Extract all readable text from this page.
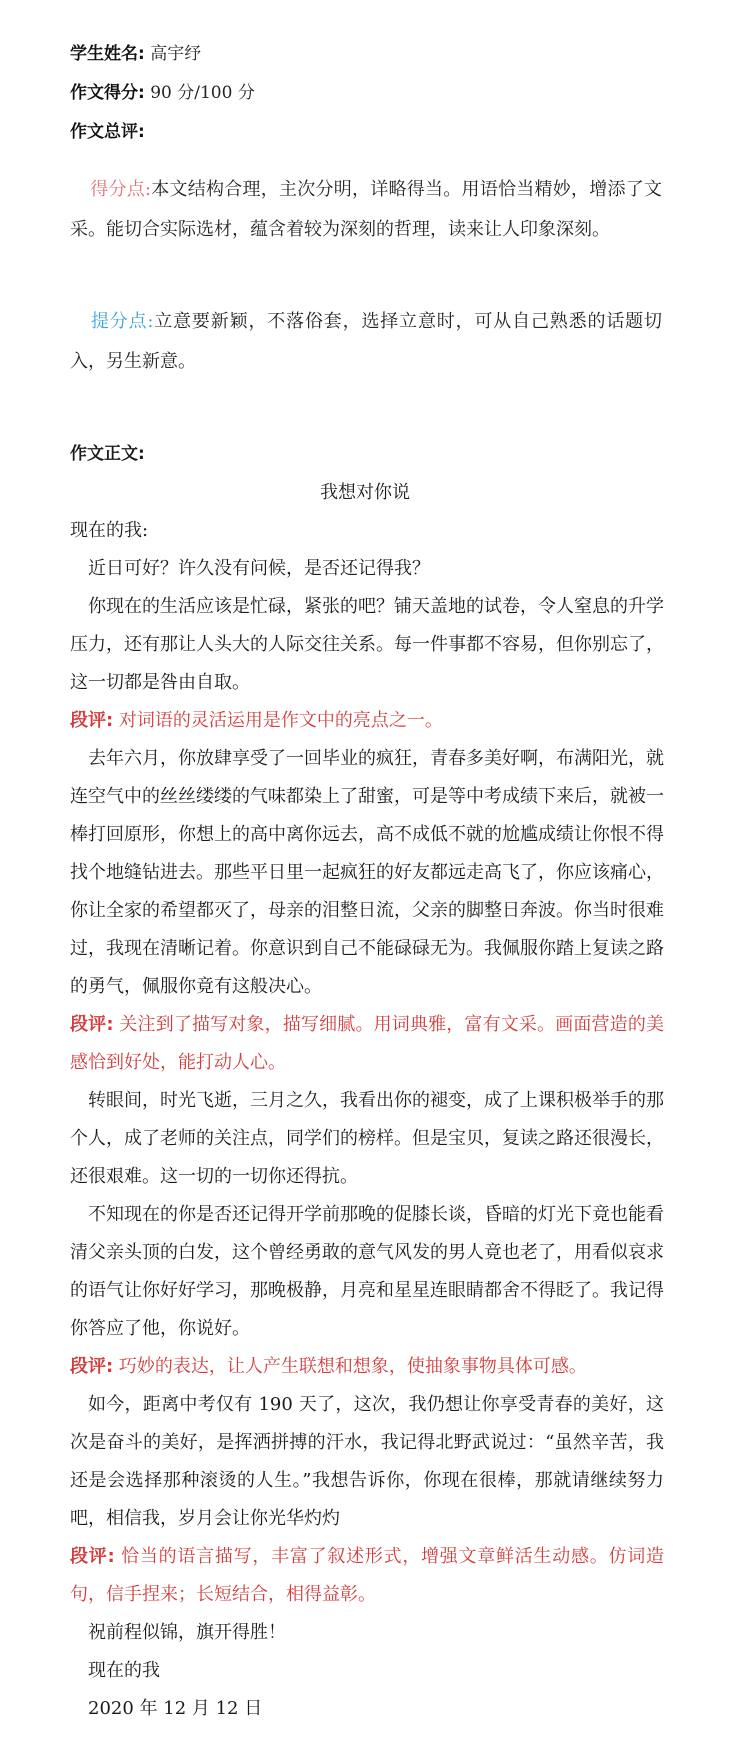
学生姓名: 高宇纾
作文得分: 90 分/100 分
作文总评:
得分点:本文结构合理，主次分明，详略得当。用语恰当精妙，增添了文采。能切合实际选材，蕴含着较为深刻的哲理，读来让人印象深刻。
提分点:立意要新颖，不落俗套，选择立意时，可从自己熟悉的话题切入，另生新意。
作文正文:
我想对你说

现在的我:

近日可好？许久没有问候，是否还记得我？

你现在的生活应该是忙碌，紧张的吧？铺天盖地的试卷，令人窒息的升学压力，还有那让人头大的人际交往关系。每一件事都不容易，但你别忘了，这一切都是咎由自取。

段评: 对词语的灵活运用是作文中的亮点之一。

去年六月，你放肆享受了一回毕业的疯狂，青春多美好啊，布满阳光，就连空气中的丝丝缕缕的气味都染上了甜蜜，可是等中考成绩下来后，就被一棒打回原形，你想上的高中离你远去，高不成低不就的尬尴成绩让你恨不得找个地缝钻进去。那些平日里一起疯狂的好友都远走高飞了，你应该痛心，你让全家的希望都灭了，母亲的泪整日流，父亲的脚整日奔波。你当时很难过，我现在清晰记着。你意识到自己不能碌碌无为。我佩服你踏上复读之路的勇气，佩服你竟有这般决心。

段评: 关注到了描写对象，描写细腻。用词典雅，富有文采。画面营造的美感恰到好处，能打动人心。

转眼间，时光飞逝，三月之久，我看出你的褪变，成了上课积极举手的那个人，成了老师的关注点，同学们的榜样。但是宝贝，复读之路还很漫长，还很艰难。这一切的一切你还得抗。

不知现在的你是否还记得开学前那晚的促膝长谈，昏暗的灯光下竟也能看清父亲头顶的白发，这个曾经勇敢的意气风发的男人竟也老了，用看似哀求的语气让你好好学习，那晚极静，月亮和星星连眼睛都舍不得眨了。我记得你答应了他，你说好。

段评: 巧妙的表达，让人产生联想和想象，使抽象事物具体可感。

如今，距离中考仅有 190 天了，这次，我仍想让你享受青春的美好，这次是奋斗的美好，是挥洒拼搏的汗水，我记得北野武说过：“虽然辛苦，我还是会选择那种滚烫的人生。”我想告诉你，你现在很棒，那就请继续努力吧，相信我，岁月会让你光华灼灼

段评: 恰当的语言描写，丰富了叙述形式，增强文章鲜活生动感。仿词造句，信手捏来；长短结合，相得益彰。

祝前程似锦，旗开得胜！

现在的我

2020 年 12 月 12 日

==============================

__Task brief__: The pictures should not appear in the copy; every other part of the records above must be returned exactly.

__Problem solution__:
Extract all readable text from this page.
学生姓名: 高宇纾
作文得分: 90 分/100 分
作文总评:
得分点:本文结构合理，主次分明，详略得当。用语恰当精妙，增添了文采。能切合实际选材，蕴含着较为深刻的哲理，读来让人印象深刻。
提分点:立意要新颖，不落俗套，选择立意时，可从自己熟悉的话题切入，另生新意。
作文正文:
我想对你说

现在的我:

近日可好？许久没有问候，是否还记得我？

你现在的生活应该是忙碌，紧张的吧？铺天盖地的试卷，令人窒息的升学压力，还有那让人头大的人际交往关系。每一件事都不容易，但你别忘了，这一切都是咎由自取。

段评: 对词语的灵活运用是作文中的亮点之一。

去年六月，你放肆享受了一回毕业的疯狂，青春多美好啊，布满阳光，就连空气中的丝丝缕缕的气味都染上了甜蜜，可是等中考成绩下来后，就被一棒打回原形，你想上的高中离你远去，高不成低不就的尬尴成绩让你恨不得找个地缝钻进去。那些平日里一起疯狂的好友都远走高飞了，你应该痛心，你让全家的希望都灭了，母亲的泪整日流，父亲的脚整日奔波。你当时很难过，我现在清晰记着。你意识到自己不能碌碌无为。我佩服你踏上复读之路的勇气，佩服你竟有这般决心。

段评: 关注到了描写对象，描写细腻。用词典雅，富有文采。画面营造的美感恰到好处，能打动人心。

转眼间，时光飞逝，三月之久，我看出你的褪变，成了上课积极举手的那个人，成了老师的关注点，同学们的榜样。但是宝贝，复读之路还很漫长，还很艰难。这一切的一切你还得抗。

不知现在的你是否还记得开学前那晚的促膝长谈，昏暗的灯光下竟也能看清父亲头顶的白发，这个曾经勇敢的意气风发的男人竟也老了，用看似哀求的语气让你好好学习，那晚极静，月亮和星星连眼睛都舍不得眨了。我记得你答应了他，你说好。

段评: 巧妙的表达，让人产生联想和想象，使抽象事物具体可感。

如今，距离中考仅有 190 天了，这次，我仍想让你享受青春的美好，这次是奋斗的美好，是挥洒拼搏的汗水，我记得北野武说过：“虽然辛苦，我还是会选择那种滚烫的人生。”我想告诉你，你现在很棒，那就请继续努力吧，相信我，岁月会让你光华灼灼

段评: 恰当的语言描写，丰富了叙述形式，增强文章鲜活生动感。仿词造句，信手捏来；长短结合，相得益彰。

祝前程似锦，旗开得胜！

现在的我

2020 年 12 月 12 日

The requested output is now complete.